YOUR GOAL:
Repeat the material exactly, every line of it.

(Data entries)
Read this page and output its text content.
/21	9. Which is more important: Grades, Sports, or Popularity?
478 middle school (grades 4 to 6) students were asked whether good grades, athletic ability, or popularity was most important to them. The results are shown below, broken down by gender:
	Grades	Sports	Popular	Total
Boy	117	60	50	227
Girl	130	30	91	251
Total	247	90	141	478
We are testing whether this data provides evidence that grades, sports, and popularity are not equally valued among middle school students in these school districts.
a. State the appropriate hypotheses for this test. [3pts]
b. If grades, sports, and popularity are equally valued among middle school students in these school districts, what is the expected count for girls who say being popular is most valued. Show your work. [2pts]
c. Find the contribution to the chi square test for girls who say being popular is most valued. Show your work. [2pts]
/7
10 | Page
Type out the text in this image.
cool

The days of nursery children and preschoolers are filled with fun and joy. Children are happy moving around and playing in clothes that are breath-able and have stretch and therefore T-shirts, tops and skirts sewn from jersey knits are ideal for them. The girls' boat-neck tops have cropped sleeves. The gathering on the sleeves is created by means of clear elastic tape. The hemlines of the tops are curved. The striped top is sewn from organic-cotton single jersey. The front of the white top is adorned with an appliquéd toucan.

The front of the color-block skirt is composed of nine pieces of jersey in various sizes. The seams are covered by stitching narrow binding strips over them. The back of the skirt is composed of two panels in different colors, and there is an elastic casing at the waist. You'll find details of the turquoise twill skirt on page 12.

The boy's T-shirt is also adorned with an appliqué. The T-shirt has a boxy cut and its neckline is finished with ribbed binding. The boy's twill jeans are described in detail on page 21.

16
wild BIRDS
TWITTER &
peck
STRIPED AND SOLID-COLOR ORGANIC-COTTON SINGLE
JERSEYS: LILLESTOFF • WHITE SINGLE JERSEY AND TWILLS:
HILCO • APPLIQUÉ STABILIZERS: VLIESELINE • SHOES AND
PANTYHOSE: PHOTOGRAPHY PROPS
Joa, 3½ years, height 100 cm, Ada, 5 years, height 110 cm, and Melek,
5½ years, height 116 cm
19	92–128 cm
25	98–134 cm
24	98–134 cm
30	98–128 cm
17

SOLUTION FOR THIS PROBLEM:
Read this page and output its text content.
/21	9. Which is more important: Grades, Sports, or Popularity?
478 middle school (grades 4 to 6) students were asked whether good grades, athletic ability, or popularity was most important to them. The results are shown below, broken down by gender:
	Grades	Sports	Popular	Total
Boy	117	60	50	227
Girl	130	30	91	251
Total	247	90	141	478
We are testing whether this data provides evidence that grades, sports, and popularity are not equally valued among middle school students in these school districts.
a. State the appropriate hypotheses for this test. [3pts]
b. If grades, sports, and popularity are equally valued among middle school students in these school districts, what is the expected count for girls who say being popular is most valued. Show your work. [2pts]
c. Find the contribution to the chi square test for girls who say being popular is most valued. Show your work. [2pts]
/7
10 | Page
Type out the text in this image.
cool

The days of nursery children and preschoolers are filled with fun and joy. Children are happy moving around and playing in clothes that are breath-able and have stretch and therefore T-shirts, tops and skirts sewn from jersey knits are ideal for them. The girls' boat-neck tops have cropped sleeves. The gathering on the sleeves is created by means of clear elastic tape. The hemlines of the tops are curved. The striped top is sewn from organic-cotton single jersey. The front of the white top is adorned with an appliquéd toucan.

The front of the color-block skirt is composed of nine pieces of jersey in various sizes. The seams are covered by stitching narrow binding strips over them. The back of the skirt is composed of two panels in different colors, and there is an elastic casing at the waist. You'll find details of the turquoise twill skirt on page 12.

The boy's T-shirt is also adorned with an appliqué. The T-shirt has a boxy cut and its neckline is finished with ribbed binding. The boy's twill jeans are described in detail on page 21.

16
wild BIRDS
TWITTER &
peck
STRIPED AND SOLID-COLOR ORGANIC-COTTON SINGLE
JERSEYS: LILLESTOFF • WHITE SINGLE JERSEY AND TWILLS:
HILCO • APPLIQUÉ STABILIZERS: VLIESELINE • SHOES AND
PANTYHOSE: PHOTOGRAPHY PROPS
Joa, 3½ years, height 100 cm, Ada, 5 years, height 110 cm, and Melek,
5½ years, height 116 cm
19	92–128 cm
25	98–134 cm
24	98–134 cm
30	98–128 cm
17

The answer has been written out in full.